What is expected: Return the part of the lecture on Kant and the ontological argument starting with "Now let me simply" and going on through "logic of necessity.", copied word for word.

Reading passage:
++++
Kant says look, an argument like this would work for any property. A perfect $1,000 bill will have to have certain properties. Engraving, patterns, numbers in certain sequences, made on right kind of paper. You can infer any number of things about the properties that something would have to have in order to be a perfect something of its kind. The one thing Kant says you can not argue is that it has to exist because existence Kant says simply isn’t a property. That is an odd statement to make, but I think he’s right. Existend if you like is the arena called for in order for any properties to occur. Things that don’t exist don’t have properties. Imaginary things have imaginary properties. Real things have real properties. In order for something to have real properties it has to really exist. But the existence itself, is not just a property of the thing it is the affirmation that there is such a thing such that it might have properties of one sort or another. As far as Kant was concerned that’s all that needed to be said. It would work for properties, existence isn’t a property, let’s move on.

Now let me simply make a historical connection and a footnote here and I will tell you where to go if you want to pursue this. But I’m not going to pursue it because if I did it would take us 3 or 4 weeks. Simply to unravel it and we’d have to begin with my teaching you modal logic, but that’s not enough I’d have to go back to Richmond to learn it myself to teach it. Modal logic is not my cup of tea. I know a little bit about it. I have a very good colleague in my dept. who is very good at it.

Model logic is not the logic of “if this is the case then that follows, if such and so is the case then that is entailed. Model logic is the logic of possibility and necessity. Model logic has to do with if certain things are possible then certain things necessarily are not impossible, or if something is necessarily not impossible then it must necessarily be the case etc.It’s the logic of necessity.

It’s very very tricky and it doesn’t behave exactly the way ordinary everyday logic behaves. In my own judgement it is not nearly as well mapped as the ordinary everyday logic of true and false descriptions either. But that is simply the observation of a non expert.

Some modal logicians especially A. Plantinga insist that Gaunulo’s interpretation of Anselm’s argument and Kant’s interpretation of Anselms’ & Descartes argument simply misconstrues what is going on. That Anselm is not talking about mere existence Anselm is talking about necessary existence. Anselm is talking about a modality of existence and Plantinga says when we start talking about modalities of existence we are talking about properties and what Kant has to say on the topic is irrelevant.

Plantiinga is firmly convinced that if you take out all references to existence on the ontological argument and replace with necessary existence instead ..that the ontological argument will then go. Valid absolutely secure as far as its logic is concerned.
++++
Supplied records:
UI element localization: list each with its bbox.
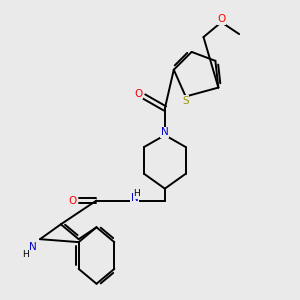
++++
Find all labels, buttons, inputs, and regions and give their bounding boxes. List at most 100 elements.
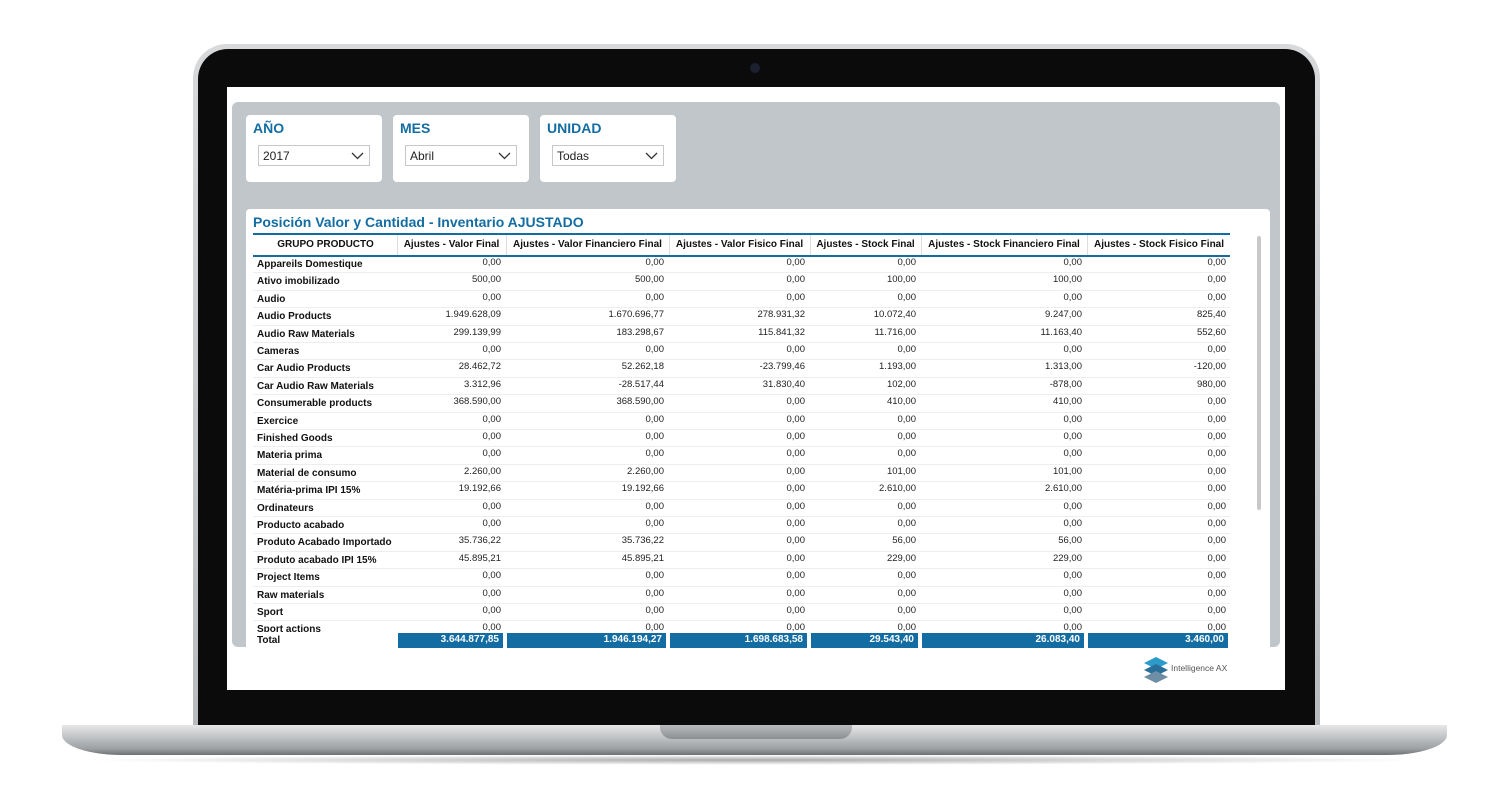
++++
Full answer:
Now let me simply make a historical connection and a footnote here and I will tell you where to go if you want to pursue this. But I’m not going to pursue it because if I did it would take us 3 or 4 weeks. Simply to unravel it and we’d have to begin with my teaching you modal logic, but that’s not enough I’d have to go back to Richmond to learn it myself to teach it. Modal logic is not my cup of tea. I know a little bit about it. I have a very good colleague in my dept. who is very good at it.

Model logic is not the logic of “if this is the case then that follows, if such and so is the case then that is entailed. Model logic is the logic of possibility and necessity. Model logic has to do with if certain things are possible then certain things necessarily are not impossible, or if something is necessarily not impossible then it must necessarily be the case etc.It’s the logic of necessity.